-- START --

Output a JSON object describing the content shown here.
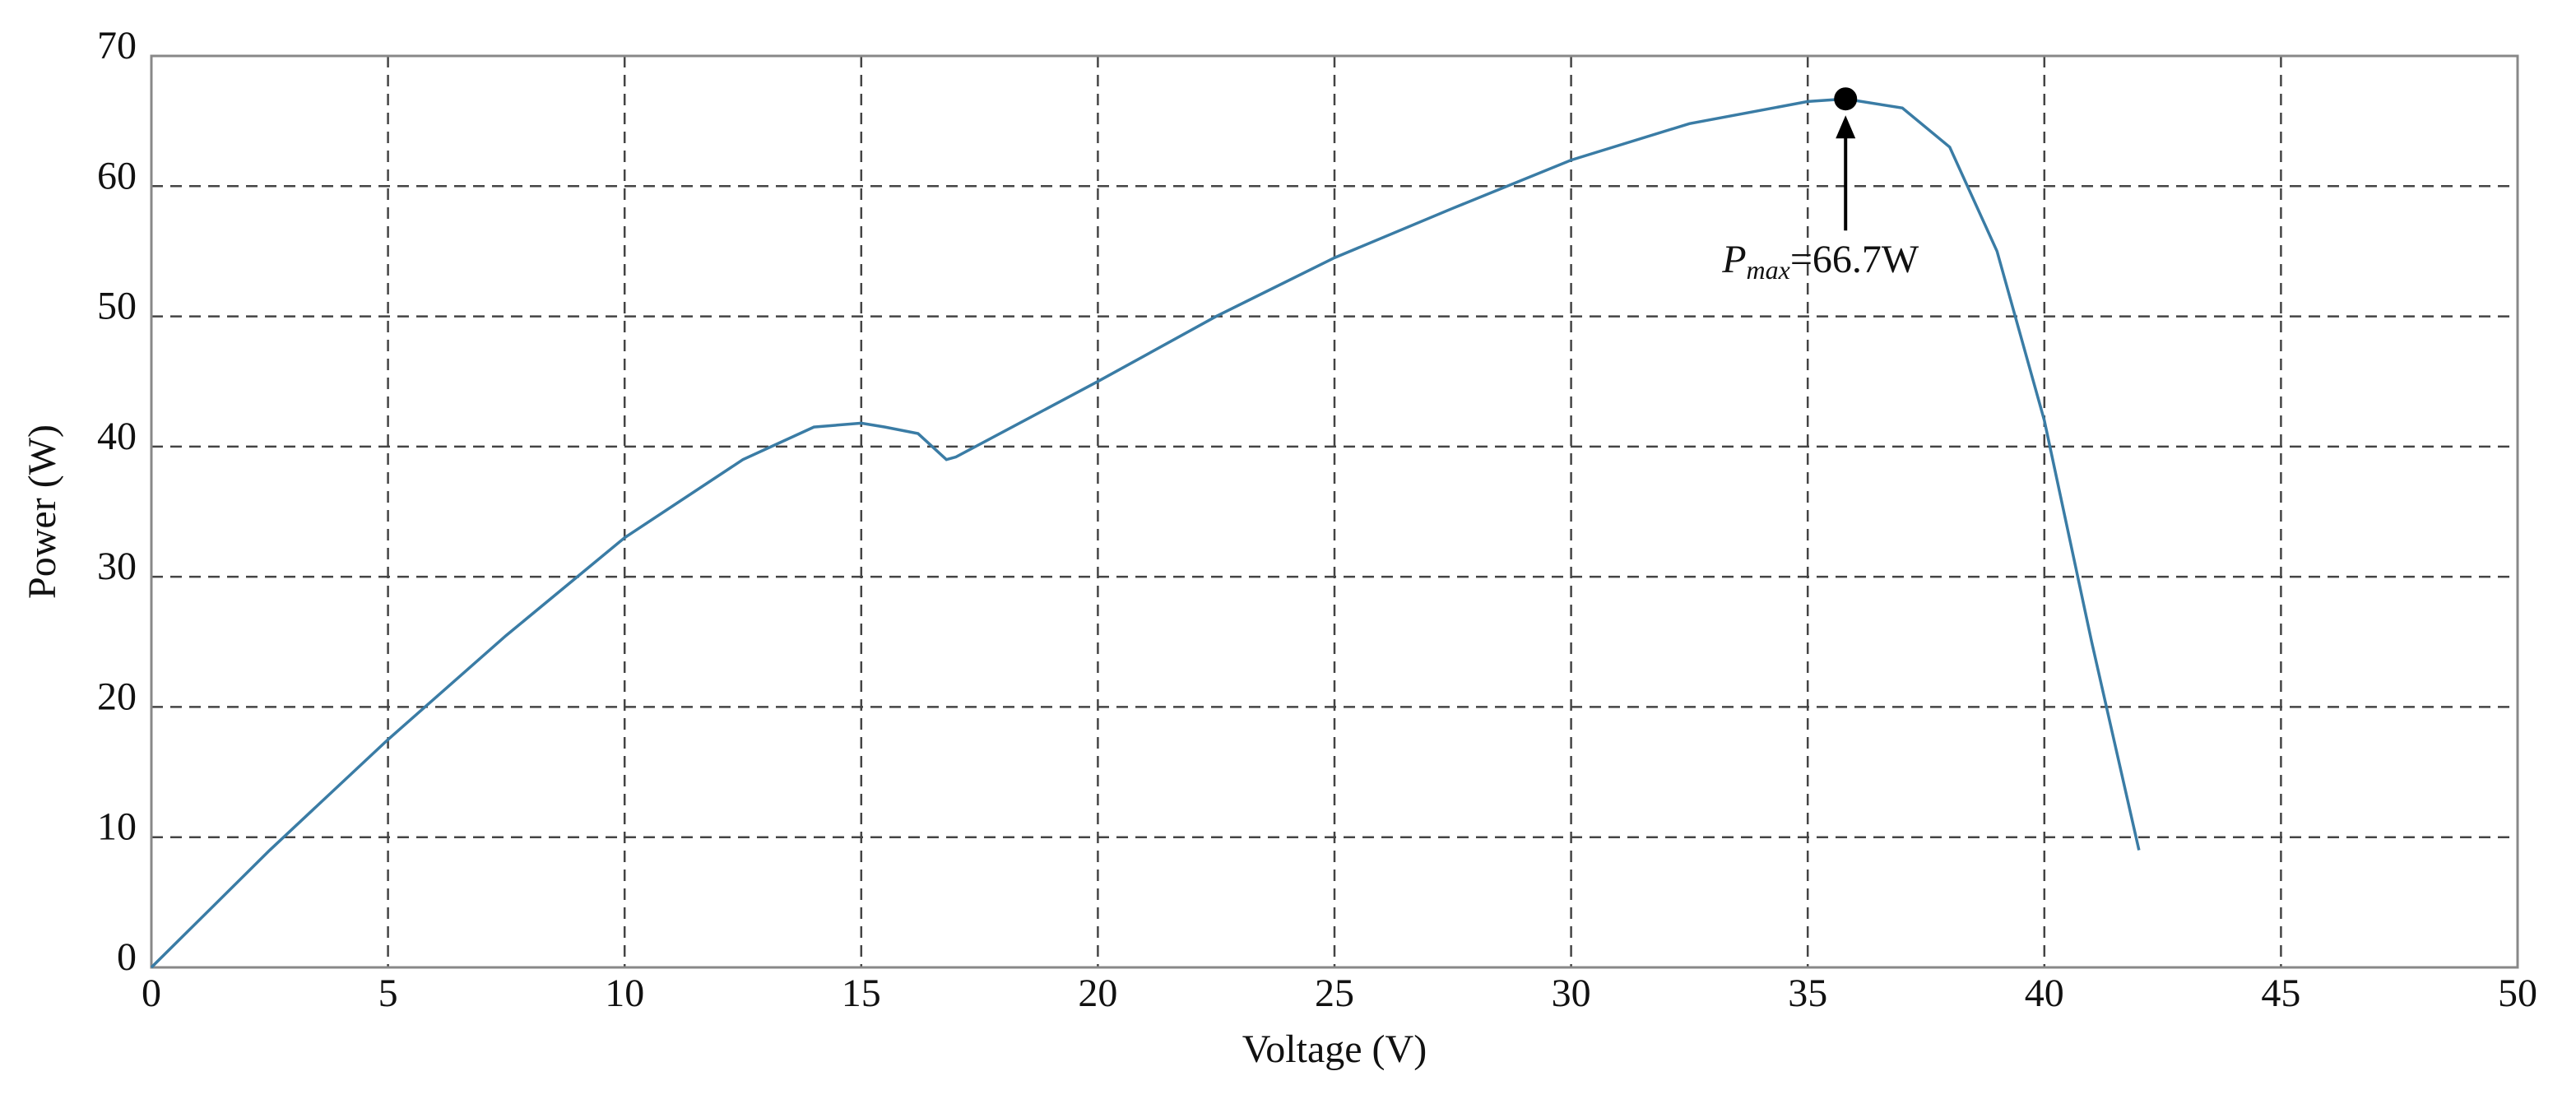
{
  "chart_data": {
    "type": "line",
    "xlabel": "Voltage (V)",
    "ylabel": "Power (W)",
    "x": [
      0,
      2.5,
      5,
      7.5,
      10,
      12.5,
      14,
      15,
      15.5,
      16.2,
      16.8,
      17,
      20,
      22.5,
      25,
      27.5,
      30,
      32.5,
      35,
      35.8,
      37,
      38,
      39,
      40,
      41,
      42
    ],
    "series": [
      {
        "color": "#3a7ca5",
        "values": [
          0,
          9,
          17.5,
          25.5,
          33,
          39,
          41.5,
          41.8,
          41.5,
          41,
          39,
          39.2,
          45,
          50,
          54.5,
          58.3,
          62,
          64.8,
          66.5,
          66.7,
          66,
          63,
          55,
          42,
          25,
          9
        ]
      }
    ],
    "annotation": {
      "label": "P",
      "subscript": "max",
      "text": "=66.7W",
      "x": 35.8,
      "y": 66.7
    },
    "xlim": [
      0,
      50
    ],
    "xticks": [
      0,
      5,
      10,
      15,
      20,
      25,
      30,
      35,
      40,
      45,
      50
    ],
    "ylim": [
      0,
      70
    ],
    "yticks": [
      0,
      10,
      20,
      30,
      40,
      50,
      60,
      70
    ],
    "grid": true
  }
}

-- END --
-- START --

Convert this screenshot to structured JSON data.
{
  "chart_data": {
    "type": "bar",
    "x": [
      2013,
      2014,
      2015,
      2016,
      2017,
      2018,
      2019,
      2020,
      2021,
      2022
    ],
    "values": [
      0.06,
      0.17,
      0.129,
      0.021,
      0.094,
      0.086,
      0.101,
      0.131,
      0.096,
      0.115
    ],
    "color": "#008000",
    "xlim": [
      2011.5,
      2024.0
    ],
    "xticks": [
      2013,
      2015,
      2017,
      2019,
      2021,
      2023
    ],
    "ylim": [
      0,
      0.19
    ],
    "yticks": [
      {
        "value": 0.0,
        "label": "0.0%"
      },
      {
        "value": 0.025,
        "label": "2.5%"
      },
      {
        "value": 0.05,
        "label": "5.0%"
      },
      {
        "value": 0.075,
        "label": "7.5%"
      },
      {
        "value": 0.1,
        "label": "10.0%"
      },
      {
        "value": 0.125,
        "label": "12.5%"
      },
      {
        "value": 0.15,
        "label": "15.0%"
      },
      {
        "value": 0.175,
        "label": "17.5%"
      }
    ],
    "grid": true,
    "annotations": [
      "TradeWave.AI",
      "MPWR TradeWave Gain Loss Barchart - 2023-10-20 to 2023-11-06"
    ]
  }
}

-- END --

TO BE DONE —
Look through the data and gather every line with the string "TradeWave" in it.

EXERCISE OUTPUT —
      "TradeWave.AI",
      "MPWR TradeWave Gain Loss Barchart - 2023-10-20 to 2023-11-06"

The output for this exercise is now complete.